§ Source text
────────────────────

We can imagine a continuous line-up of ancestors, always daughter and mother, from modern humans back to the common ancestor of humans and, say, cows, and then forward in time again to modern cows. How would we then divide this line up into distinct species? Morally significant lines would have to be drawn between mother and daughter, but that seems absurd!

That's a common fallacy. Let me illustrate:

The notions of hot and cold water are nonsensical. The water temperature is continuous from 0C to 100C. How would you divide this into distinct areas? You would have to draw a line between neighboring values different by tiny fractions of a degree, but that seems absurd!

Comment author: dspeyer 05 August 2013 02:14:39AM 0 points [-]

The usual solution involving water temperature is to have levels of suitability.

I want to shower in hot water, not cold water. Absurd? Not really. Just simplified. In fact, the joy I will gain from a shower is a continuous function of water temperature with a peak somewhere near 45C. The first formulation just approximated this with a piecewise line function for convenience.

Carrying the analogy back, we can propose that the moral weight of suffering is proportional to the sentience of the sufferer. Estimating degrees of sentience now becomes important. ISTR that research review board have stricter standards for primates than rodents, and rodents than insects, so aparently this isn't a completely strange idea.

────────────────────

§ Stated problem 1
In the stored entries, swap "callout-right-item" for "callout-item" in the part that opens with the line containing "x-axis-tick: Q3 2021 xyxy=(624,1309,699,1330)" and closes with the line containing "x-axis-tick: 11.2022 xyxy=(1452,839,1518,859)". Give back only those lines, with everything else left as it is.

Stored entries:

────────────────────

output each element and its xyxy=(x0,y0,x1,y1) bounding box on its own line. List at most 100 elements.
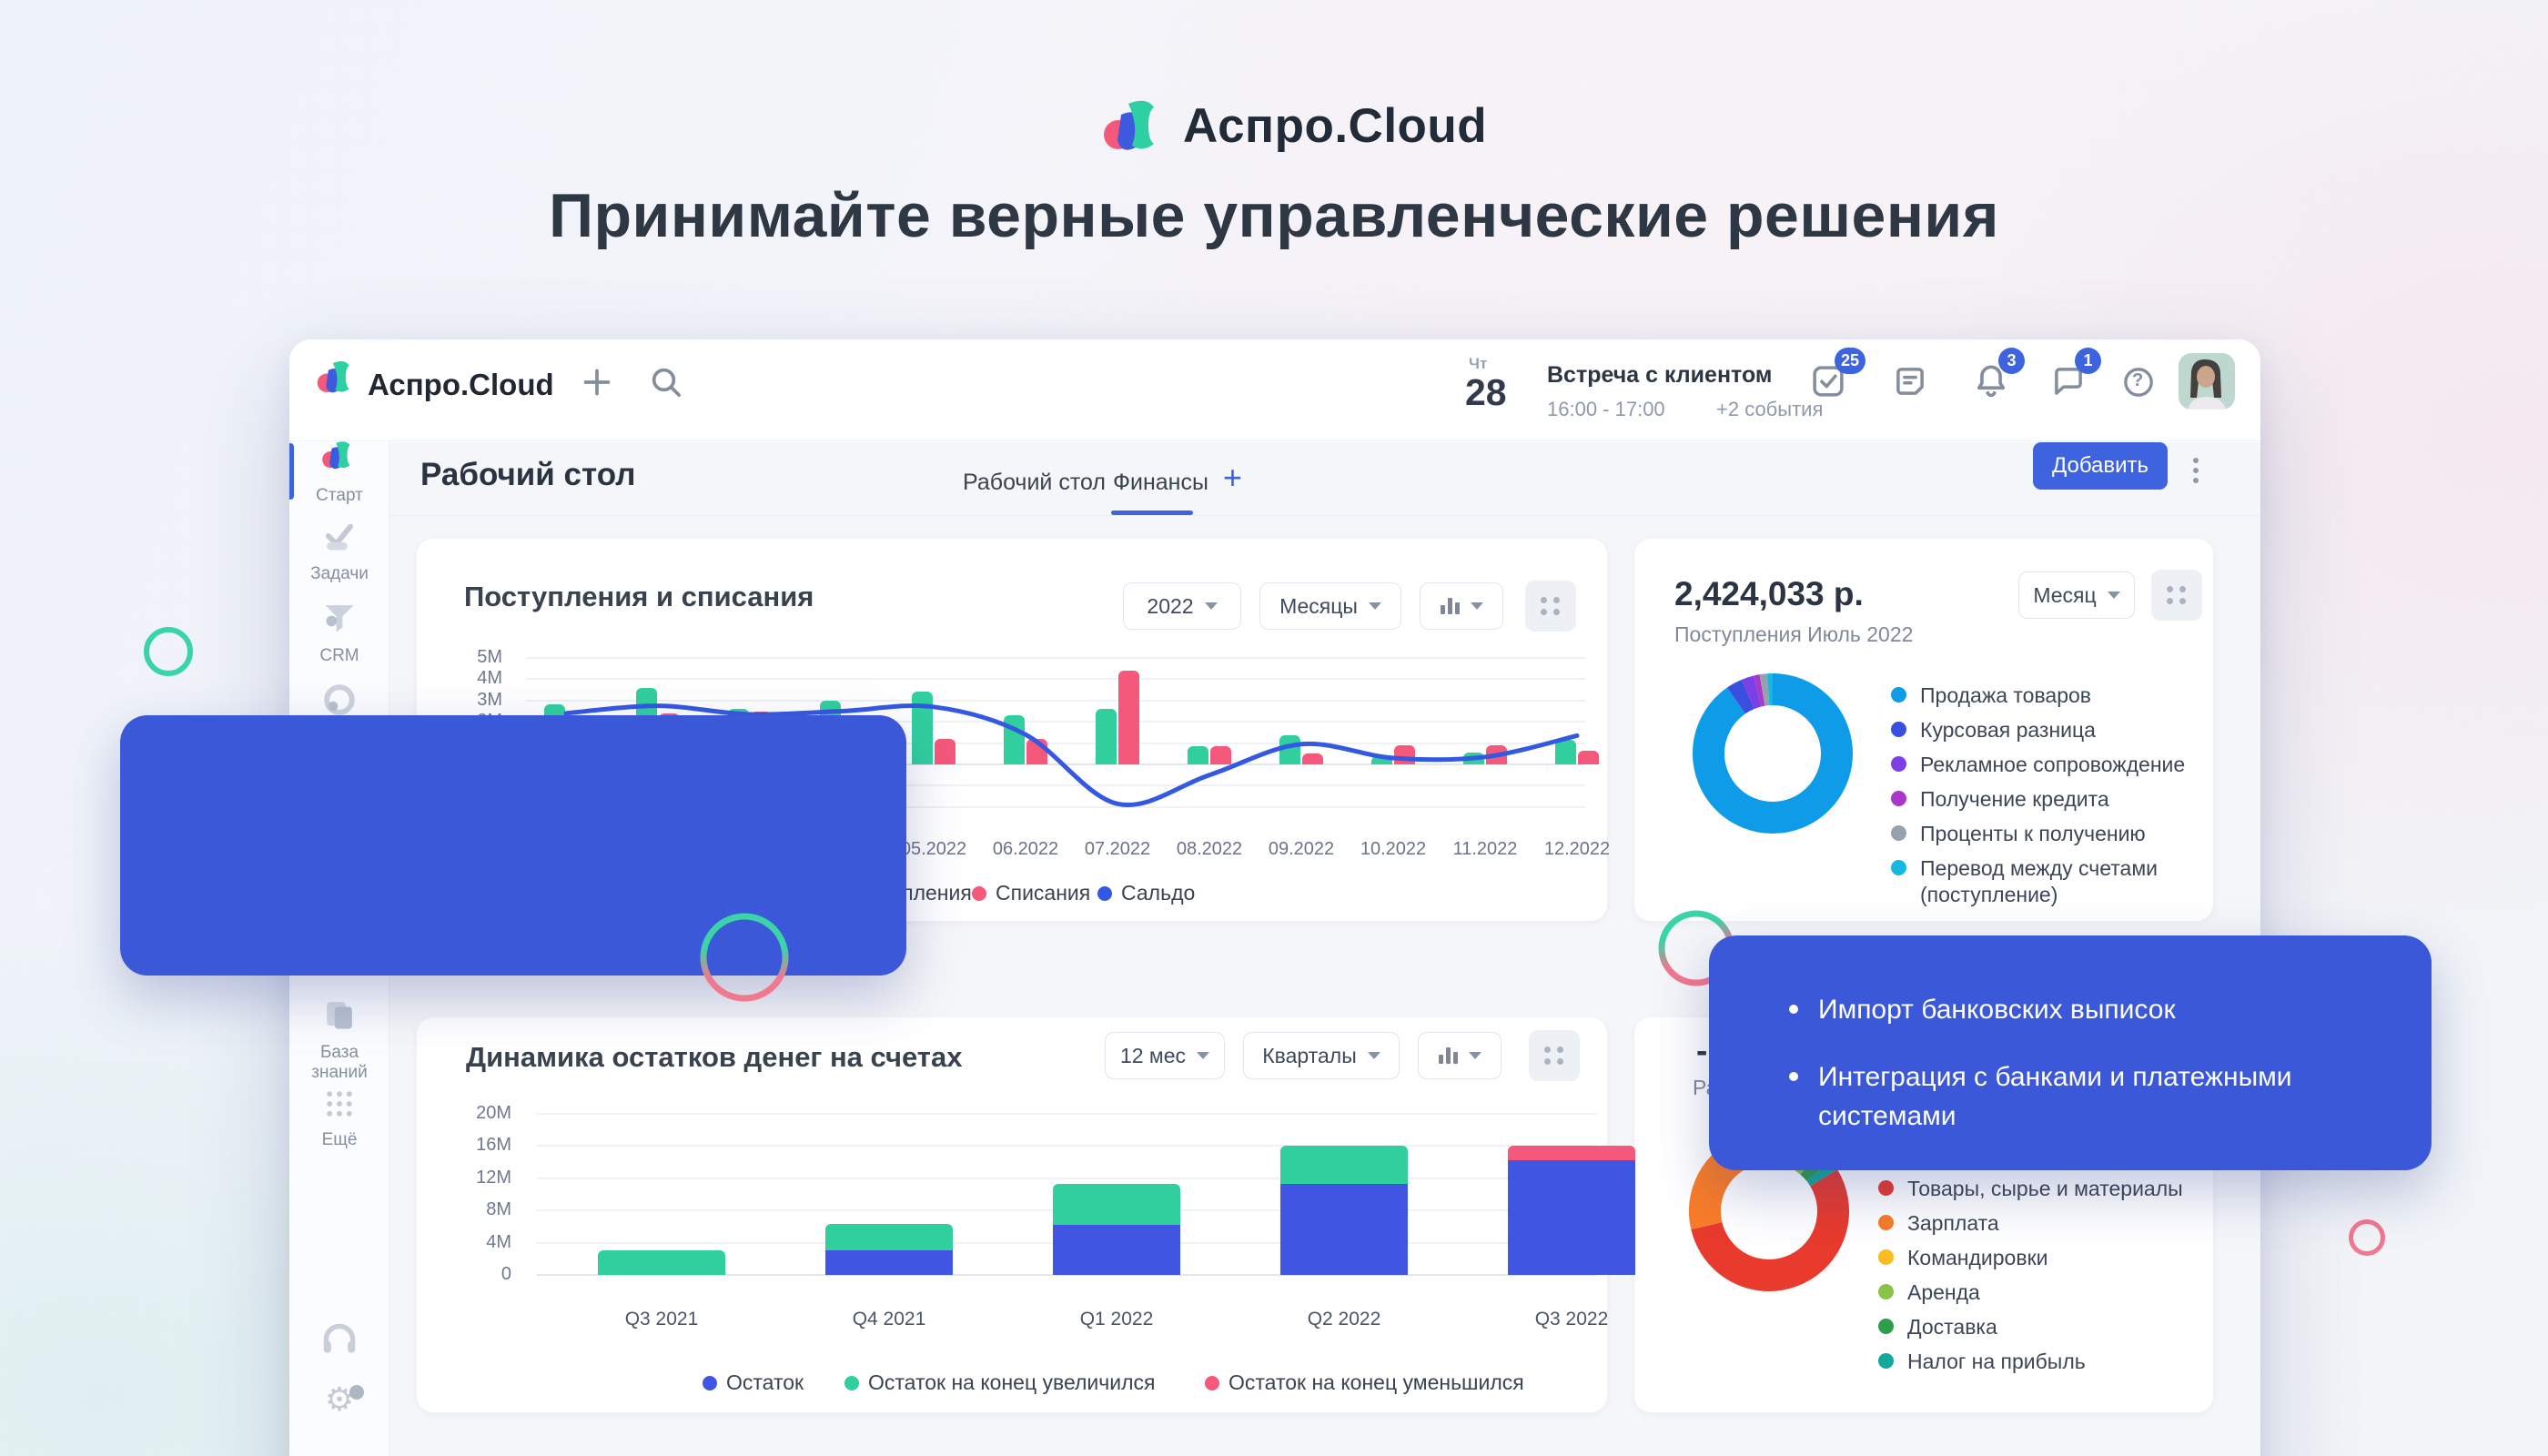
x-axis-tick: Q3 2021 xyxy=(624,1309,699,1330)
incomes-legend: Продажа товаров Курсовая разница Рекламное… xyxy=(1891,682,2209,916)
sidebar-item-tasks[interactable]: Задачи xyxy=(289,519,389,584)
callout-right-item: Интеграция с банками и платежными систем… xyxy=(1789,1057,2353,1136)
y-axis-tick: 12M xyxy=(476,1167,511,1188)
flows-year-value: 2022 xyxy=(1147,593,1194,618)
legend-label: Продажа товаров xyxy=(1920,683,2092,707)
balances-period-select[interactable]: Кварталы xyxy=(1243,1032,1400,1079)
decor-ring-teal xyxy=(144,627,193,676)
callout-right-item: Импорт банковских выписок xyxy=(1789,990,2176,1029)
sidebar-item-label: Ещё xyxy=(321,1130,358,1149)
balances-range-select[interactable]: 12 мес xyxy=(1105,1032,1225,1079)
bar-segment xyxy=(1508,1160,1635,1275)
y-axis-tick: 8M xyxy=(486,1199,511,1220)
sidebar-item-more[interactable]: Ещё xyxy=(289,1088,389,1150)
balances-chart-type-select[interactable] xyxy=(1418,1032,1502,1079)
x-axis-tick: 11.2022 xyxy=(1452,839,1518,859)
flows-period-value: Месяцы xyxy=(1279,593,1358,618)
legend-dot xyxy=(1891,756,1906,772)
x-axis-tick: 06.2022 xyxy=(992,839,1059,859)
flows-legend-saldo: Сальдо xyxy=(1121,881,1196,905)
sidebar-item-label: Задачи xyxy=(310,564,369,583)
tab-finance[interactable]: Финансы xyxy=(1113,470,1208,495)
gridline xyxy=(526,742,1585,744)
tab-dashboard[interactable]: Рабочий стол xyxy=(963,470,1106,495)
flows-legend-dot-saldo xyxy=(1097,886,1112,901)
legend-item: Продажа товаров xyxy=(1891,682,2209,709)
search-icon[interactable] xyxy=(648,364,684,405)
sidebar-item-crm[interactable]: CRM xyxy=(289,601,389,666)
stacked-bar xyxy=(598,1250,725,1275)
add-button[interactable]: Добавить xyxy=(2033,442,2168,490)
gridline xyxy=(526,721,1585,723)
kebab-menu-icon[interactable] xyxy=(2193,453,2199,488)
bar-income xyxy=(1188,746,1208,764)
legend-label: Рекламное сопровождение xyxy=(1920,753,2186,776)
incomes-donut-chart xyxy=(1693,673,1853,834)
notifications-bell-icon[interactable] xyxy=(1971,360,2011,405)
bar-expense xyxy=(1302,753,1323,764)
flows-year-select[interactable]: 2022 xyxy=(1123,582,1241,630)
balances-legend-dot-down xyxy=(1205,1376,1219,1390)
gridline xyxy=(537,1145,1596,1148)
calendar-day-number[interactable]: 28 xyxy=(1465,371,1507,413)
event-title[interactable]: Встреча с клиентом xyxy=(1547,362,1773,388)
bar-expense xyxy=(935,738,956,764)
balances-legend-up: Остаток на конец увеличился xyxy=(868,1370,1156,1394)
help-glyph: ? xyxy=(2132,370,2144,390)
decor-ring-gradient-large xyxy=(700,913,789,1002)
notes-icon[interactable] xyxy=(1891,362,1929,405)
event-time: 16:00 - 17:00 xyxy=(1547,398,1665,420)
event-more-link[interactable]: +2 события xyxy=(1716,398,1824,420)
flows-period-select[interactable]: Месяцы xyxy=(1259,582,1401,630)
legend-item: Командировки xyxy=(1878,1245,2197,1271)
gridline xyxy=(526,784,1585,787)
balances-legend-dot-rest xyxy=(703,1376,717,1390)
headset-icon xyxy=(323,1323,356,1353)
incomes-period-select[interactable]: Месяц xyxy=(2018,571,2135,619)
sidebar-item-knowledge-base[interactable]: База знаний xyxy=(289,997,389,1083)
bar-segment xyxy=(825,1224,953,1251)
sidebar-item-start[interactable]: Старт xyxy=(289,439,389,506)
x-axis-tick: 09.2022 xyxy=(1268,839,1335,859)
gridline xyxy=(526,657,1585,659)
balances-legend-rest: Остаток xyxy=(726,1370,804,1394)
tasks-icon[interactable] xyxy=(1809,362,1847,405)
bar-income xyxy=(1096,709,1117,764)
bar-expense xyxy=(1578,750,1599,764)
bar-income xyxy=(1555,740,1576,764)
balances-drag-handle[interactable] xyxy=(1529,1030,1580,1081)
legend-dot xyxy=(1891,722,1906,737)
legend-dot xyxy=(1878,1284,1894,1299)
flows-drag-handle[interactable] xyxy=(1525,581,1576,632)
x-axis-tick: 10.2022 xyxy=(1360,839,1427,859)
bar-segment xyxy=(825,1250,953,1275)
sidebar-item-finance[interactable] xyxy=(289,682,389,723)
add-tab-plus-icon[interactable]: + xyxy=(1223,459,1243,496)
x-axis-tick: 08.2022 xyxy=(1176,839,1243,859)
bar-expense xyxy=(1118,671,1139,764)
help-icon[interactable]: ? xyxy=(2120,364,2157,405)
incomes-drag-handle[interactable] xyxy=(2151,570,2202,621)
flows-chart-type-select[interactable] xyxy=(1420,582,1503,630)
legend-item: Аренда xyxy=(1878,1279,2197,1306)
legend-dot xyxy=(1878,1353,1894,1369)
notifications-badge: 3 xyxy=(1998,348,2025,374)
x-axis-tick: Q2 2022 xyxy=(1307,1309,1381,1330)
calendar-day-abbr: Чт xyxy=(1469,355,1488,372)
create-plus-icon[interactable] xyxy=(579,364,615,405)
legend-label: Товары, сырье и материалы xyxy=(1907,1177,2183,1200)
legend-dot xyxy=(1891,687,1906,703)
legend-label: Командировки xyxy=(1907,1246,2048,1269)
chevron-down-icon xyxy=(1468,1052,1481,1059)
sidebar-item-settings[interactable]: ⚙ xyxy=(289,1383,389,1416)
callout-right: Импорт банковских выписок Интеграция с б… xyxy=(1709,935,2432,1170)
chevron-down-icon xyxy=(1368,602,1381,610)
x-axis-tick: 12.2022 xyxy=(1543,839,1611,859)
x-axis-tick: Q1 2022 xyxy=(1079,1309,1154,1330)
legend-label: Аренда xyxy=(1907,1280,1980,1304)
legend-dot xyxy=(1891,825,1906,841)
sidebar-item-support[interactable] xyxy=(289,1321,389,1363)
avatar[interactable] xyxy=(2179,353,2235,410)
app-brand-name: Аспро.Cloud xyxy=(368,368,554,401)
balances-legend-dot-up xyxy=(844,1376,859,1390)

────────────────────

§ Stated problem 2
Echo word for word the part of the passage on dividing species that opens with the words containing "We can imagine" and closes with "levels of suitability.".

§ Worked answer 1
x-axis-tick: Q3 2021 xyxy=(624,1309,699,1330)
incomes-legend: Продажа товаров Курсовая разница Рекламное… xyxy=(1891,682,2209,916)
sidebar-item-tasks[interactable]: Задачи xyxy=(289,519,389,584)
callout-item: Интеграция с банками и платежными систем… xyxy=(1789,1057,2353,1136)
y-axis-tick: 12M xyxy=(476,1167,511,1188)
flows-year-value: 2022 xyxy=(1147,593,1194,618)
legend-label: Продажа товаров xyxy=(1920,683,2092,707)
balances-period-select[interactable]: Кварталы xyxy=(1243,1032,1400,1079)
decor-ring-teal xyxy=(144,627,193,676)
callout-item: Импорт банковских выписок xyxy=(1789,990,2176,1029)
sidebar-item-label: Ещё xyxy=(321,1130,358,1149)
balances-range-select[interactable]: 12 мес xyxy=(1105,1032,1225,1079)
bar-segment xyxy=(1508,1160,1635,1275)
y-axis-tick: 8M xyxy=(486,1199,511,1220)
sidebar-item-more[interactable]: Ещё xyxy=(289,1088,389,1150)
balances-chart-type-select[interactable] xyxy=(1418,1032,1502,1079)
x-axis-tick: 11.2022 xyxy=(1452,839,1518,859)

§ Worked answer 2
We can imagine a continuous line-up of ancestors, always daughter and mother, from modern humans back to the common ancestor of humans and, say, cows, and then forward in time again to modern cows. How would we then divide this line up into distinct species? Morally significant lines would have to be drawn between mother and daughter, but that seems absurd!

That's a common fallacy. Let me illustrate:

The notions of hot and cold water are nonsensical. The water temperature is continuous from 0C to 100C. How would you divide this into distinct areas? You would have to draw a line between neighboring values different by tiny fractions of a degree, but that seems absurd!

Comment author: dspeyer 05 August 2013 02:14:39AM 0 points [-]

The usual solution involving water temperature is to have levels of suitability.